* Exercise requirements
Find every line with the word "linear" and report how many there are, without any other text.

* Records for processing

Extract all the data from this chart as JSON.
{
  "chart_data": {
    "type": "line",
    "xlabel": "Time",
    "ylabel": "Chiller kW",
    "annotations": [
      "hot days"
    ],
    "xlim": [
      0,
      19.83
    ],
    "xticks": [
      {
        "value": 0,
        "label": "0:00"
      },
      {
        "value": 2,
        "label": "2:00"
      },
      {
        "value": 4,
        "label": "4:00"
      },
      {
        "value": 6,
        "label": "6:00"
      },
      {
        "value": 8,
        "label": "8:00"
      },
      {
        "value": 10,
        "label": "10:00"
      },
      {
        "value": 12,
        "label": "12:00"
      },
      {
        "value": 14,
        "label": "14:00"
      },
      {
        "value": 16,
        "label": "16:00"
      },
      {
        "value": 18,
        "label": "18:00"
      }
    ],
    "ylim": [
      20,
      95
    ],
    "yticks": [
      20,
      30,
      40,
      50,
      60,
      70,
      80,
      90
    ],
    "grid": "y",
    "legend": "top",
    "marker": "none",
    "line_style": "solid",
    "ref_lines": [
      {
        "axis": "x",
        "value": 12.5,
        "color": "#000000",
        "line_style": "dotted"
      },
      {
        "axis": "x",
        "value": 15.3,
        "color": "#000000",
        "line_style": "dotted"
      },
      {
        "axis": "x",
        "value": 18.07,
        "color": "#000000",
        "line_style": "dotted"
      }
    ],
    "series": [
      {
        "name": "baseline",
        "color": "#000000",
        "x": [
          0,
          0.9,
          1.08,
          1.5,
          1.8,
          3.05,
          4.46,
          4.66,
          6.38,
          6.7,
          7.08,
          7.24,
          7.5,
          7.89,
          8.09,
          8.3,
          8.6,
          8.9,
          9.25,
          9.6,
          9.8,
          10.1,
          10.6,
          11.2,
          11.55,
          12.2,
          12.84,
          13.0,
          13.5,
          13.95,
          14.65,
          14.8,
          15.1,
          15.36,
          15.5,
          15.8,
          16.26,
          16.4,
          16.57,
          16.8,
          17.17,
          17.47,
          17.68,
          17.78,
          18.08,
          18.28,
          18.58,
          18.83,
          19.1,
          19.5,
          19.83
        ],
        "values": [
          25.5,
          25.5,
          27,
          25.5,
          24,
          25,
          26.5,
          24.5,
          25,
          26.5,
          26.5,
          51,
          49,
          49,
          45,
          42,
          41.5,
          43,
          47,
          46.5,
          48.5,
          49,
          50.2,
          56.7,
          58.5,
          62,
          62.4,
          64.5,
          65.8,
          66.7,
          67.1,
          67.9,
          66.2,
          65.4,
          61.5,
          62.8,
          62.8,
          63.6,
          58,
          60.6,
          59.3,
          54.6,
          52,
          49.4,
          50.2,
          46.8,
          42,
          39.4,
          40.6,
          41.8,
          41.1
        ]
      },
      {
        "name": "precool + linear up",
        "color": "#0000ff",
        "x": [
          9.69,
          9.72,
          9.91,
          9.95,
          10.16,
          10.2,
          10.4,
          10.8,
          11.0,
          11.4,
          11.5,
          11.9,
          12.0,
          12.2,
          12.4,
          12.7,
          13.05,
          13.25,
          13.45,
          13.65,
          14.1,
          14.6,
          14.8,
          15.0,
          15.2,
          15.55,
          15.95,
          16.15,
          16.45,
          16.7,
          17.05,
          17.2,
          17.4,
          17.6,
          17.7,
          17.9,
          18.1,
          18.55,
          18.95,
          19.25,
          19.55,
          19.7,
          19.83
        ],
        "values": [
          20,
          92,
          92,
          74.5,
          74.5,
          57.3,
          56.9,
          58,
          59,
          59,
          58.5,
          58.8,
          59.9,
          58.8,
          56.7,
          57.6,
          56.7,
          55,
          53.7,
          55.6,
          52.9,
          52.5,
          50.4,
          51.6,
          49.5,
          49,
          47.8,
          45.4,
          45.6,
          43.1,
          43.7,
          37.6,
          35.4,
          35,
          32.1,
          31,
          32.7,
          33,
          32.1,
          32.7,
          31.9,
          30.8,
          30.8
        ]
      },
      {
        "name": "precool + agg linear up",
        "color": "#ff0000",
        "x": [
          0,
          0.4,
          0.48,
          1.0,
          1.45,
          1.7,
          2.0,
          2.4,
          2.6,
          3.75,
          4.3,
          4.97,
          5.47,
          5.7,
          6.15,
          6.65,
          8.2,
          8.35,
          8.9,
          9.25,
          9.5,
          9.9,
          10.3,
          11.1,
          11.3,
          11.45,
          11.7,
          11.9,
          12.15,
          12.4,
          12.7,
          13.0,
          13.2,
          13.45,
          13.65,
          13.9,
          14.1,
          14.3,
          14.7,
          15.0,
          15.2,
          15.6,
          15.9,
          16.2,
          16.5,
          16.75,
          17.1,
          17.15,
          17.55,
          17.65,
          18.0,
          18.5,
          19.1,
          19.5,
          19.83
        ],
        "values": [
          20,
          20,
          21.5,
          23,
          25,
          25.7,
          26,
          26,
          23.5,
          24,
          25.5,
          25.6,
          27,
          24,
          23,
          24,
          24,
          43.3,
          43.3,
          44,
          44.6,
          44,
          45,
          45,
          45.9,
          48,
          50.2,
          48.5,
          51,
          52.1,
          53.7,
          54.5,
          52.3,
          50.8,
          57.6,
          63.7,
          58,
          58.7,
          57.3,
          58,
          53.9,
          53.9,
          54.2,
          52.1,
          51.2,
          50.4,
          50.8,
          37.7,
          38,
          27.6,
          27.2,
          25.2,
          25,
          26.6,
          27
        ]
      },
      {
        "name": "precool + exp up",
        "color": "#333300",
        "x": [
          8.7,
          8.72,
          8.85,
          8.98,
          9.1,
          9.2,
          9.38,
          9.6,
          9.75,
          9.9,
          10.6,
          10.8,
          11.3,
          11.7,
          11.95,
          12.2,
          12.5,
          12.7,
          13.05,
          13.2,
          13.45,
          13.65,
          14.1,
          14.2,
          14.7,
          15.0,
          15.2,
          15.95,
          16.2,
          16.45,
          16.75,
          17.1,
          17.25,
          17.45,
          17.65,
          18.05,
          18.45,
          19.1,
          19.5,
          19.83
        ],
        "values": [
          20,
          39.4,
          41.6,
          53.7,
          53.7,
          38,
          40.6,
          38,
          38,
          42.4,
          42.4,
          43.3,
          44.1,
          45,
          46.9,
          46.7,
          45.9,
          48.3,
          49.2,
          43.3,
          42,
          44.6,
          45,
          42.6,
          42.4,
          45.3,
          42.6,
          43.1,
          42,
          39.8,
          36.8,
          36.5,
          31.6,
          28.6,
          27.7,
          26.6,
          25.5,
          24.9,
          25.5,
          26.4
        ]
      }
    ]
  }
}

* The response
2